Task directions –
Output all lines exactly.

═════ Dataset content

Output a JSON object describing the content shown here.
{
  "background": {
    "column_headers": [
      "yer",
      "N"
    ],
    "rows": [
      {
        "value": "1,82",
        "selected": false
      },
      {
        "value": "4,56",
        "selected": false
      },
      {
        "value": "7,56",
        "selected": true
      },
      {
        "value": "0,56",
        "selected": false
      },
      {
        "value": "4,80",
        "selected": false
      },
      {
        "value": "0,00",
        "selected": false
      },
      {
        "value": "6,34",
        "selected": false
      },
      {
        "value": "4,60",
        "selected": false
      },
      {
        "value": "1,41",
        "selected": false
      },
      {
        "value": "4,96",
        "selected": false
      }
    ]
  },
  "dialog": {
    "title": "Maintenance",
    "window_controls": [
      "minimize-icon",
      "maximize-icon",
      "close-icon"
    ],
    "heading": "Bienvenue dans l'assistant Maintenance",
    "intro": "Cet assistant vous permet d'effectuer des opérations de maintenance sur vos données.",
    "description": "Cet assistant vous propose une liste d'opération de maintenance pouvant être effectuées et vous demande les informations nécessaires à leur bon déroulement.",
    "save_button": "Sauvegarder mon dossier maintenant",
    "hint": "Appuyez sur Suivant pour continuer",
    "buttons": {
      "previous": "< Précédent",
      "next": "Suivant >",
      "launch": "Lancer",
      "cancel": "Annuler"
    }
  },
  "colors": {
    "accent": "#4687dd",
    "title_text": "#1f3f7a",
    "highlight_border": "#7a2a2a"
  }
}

══════════

Result of the exercise –
Output a JSON object describing the content shown here.
{
  "background": {
    "column_headers": [
      "yer",
      "N"
    ],
    "rows": [
      {
        "value": "1,82",
        "selected": false
      },
      {
        "value": "4,56",
        "selected": false
      },
      {
        "value": "7,56",
        "selected": true
      },
      {
        "value": "0,56",
        "selected": false
      },
      {
        "value": "4,80",
        "selected": false
      },
      {
        "value": "0,00",
        "selected": false
      },
      {
        "value": "6,34",
        "selected": false
      },
      {
        "value": "4,60",
        "selected": false
      },
      {
        "value": "1,41",
        "selected": false
      },
      {
        "value": "4,96",
        "selected": false
      }
    ]
  },
  "dialog": {
    "title": "Maintenance",
    "window_controls": [
      "minimize-icon",
      "maximize-icon",
      "close-icon"
    ],
    "heading": "Bienvenue dans l'assistant Maintenance",
    "intro": "Cet assistant vous permet d'effectuer des opérations de maintenance sur vos données.",
    "description": "Cet assistant vous propose une liste d'opération de maintenance pouvant être effectuées et vous demande les informations nécessaires à leur bon déroulement.",
    "save_button": "Sauvegarder mon dossier maintenant",
    "hint": "Appuyez sur Suivant pour continuer",
    "buttons": {
      "previous": "< Précédent",
      "next": "Suivant >",
      "launch": "Lancer",
      "cancel": "Annuler"
    }
  },
  "colors": {
    "accent": "#4687dd",
    "title_text": "#1f3f7a",
    "highlight_border": "#7a2a2a"
  }
}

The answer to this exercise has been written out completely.